Determine the number of lines holding the word "作为现实题材的艺术"; answer with that number only.

>> start

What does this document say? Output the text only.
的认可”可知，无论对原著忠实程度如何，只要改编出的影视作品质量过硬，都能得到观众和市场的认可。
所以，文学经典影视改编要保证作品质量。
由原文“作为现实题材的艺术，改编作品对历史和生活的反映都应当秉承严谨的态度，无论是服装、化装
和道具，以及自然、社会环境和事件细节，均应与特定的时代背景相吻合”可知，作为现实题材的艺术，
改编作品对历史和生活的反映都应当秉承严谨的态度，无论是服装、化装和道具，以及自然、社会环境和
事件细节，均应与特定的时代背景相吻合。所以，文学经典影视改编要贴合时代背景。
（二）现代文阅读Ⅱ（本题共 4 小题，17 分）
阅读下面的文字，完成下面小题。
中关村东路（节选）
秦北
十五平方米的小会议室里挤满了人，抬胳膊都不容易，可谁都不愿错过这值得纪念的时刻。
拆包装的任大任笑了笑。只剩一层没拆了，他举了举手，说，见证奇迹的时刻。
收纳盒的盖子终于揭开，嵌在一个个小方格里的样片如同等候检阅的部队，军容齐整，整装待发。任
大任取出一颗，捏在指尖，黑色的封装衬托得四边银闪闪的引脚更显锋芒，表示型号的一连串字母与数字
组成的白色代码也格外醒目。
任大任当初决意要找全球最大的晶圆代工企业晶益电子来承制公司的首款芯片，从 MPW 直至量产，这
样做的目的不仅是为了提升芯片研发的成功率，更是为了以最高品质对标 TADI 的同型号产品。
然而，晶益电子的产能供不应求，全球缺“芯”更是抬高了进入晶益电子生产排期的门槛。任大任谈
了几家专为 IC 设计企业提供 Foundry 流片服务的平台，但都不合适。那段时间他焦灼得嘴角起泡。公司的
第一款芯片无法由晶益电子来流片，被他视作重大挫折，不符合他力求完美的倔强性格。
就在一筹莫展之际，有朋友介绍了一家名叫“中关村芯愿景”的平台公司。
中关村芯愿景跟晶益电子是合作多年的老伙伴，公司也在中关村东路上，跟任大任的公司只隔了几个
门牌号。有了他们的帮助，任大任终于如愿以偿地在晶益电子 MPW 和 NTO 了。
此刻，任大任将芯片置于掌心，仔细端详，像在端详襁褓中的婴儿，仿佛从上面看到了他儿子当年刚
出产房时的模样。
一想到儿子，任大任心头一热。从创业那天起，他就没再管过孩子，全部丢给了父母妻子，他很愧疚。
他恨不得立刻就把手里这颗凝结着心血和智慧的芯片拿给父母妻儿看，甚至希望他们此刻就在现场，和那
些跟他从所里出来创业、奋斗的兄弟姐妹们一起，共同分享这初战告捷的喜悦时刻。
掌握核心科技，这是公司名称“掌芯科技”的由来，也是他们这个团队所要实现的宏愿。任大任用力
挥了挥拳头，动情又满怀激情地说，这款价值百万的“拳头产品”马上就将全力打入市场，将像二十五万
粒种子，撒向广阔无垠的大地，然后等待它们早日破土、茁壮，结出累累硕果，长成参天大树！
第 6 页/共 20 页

>> end

▶ _Right answer_
2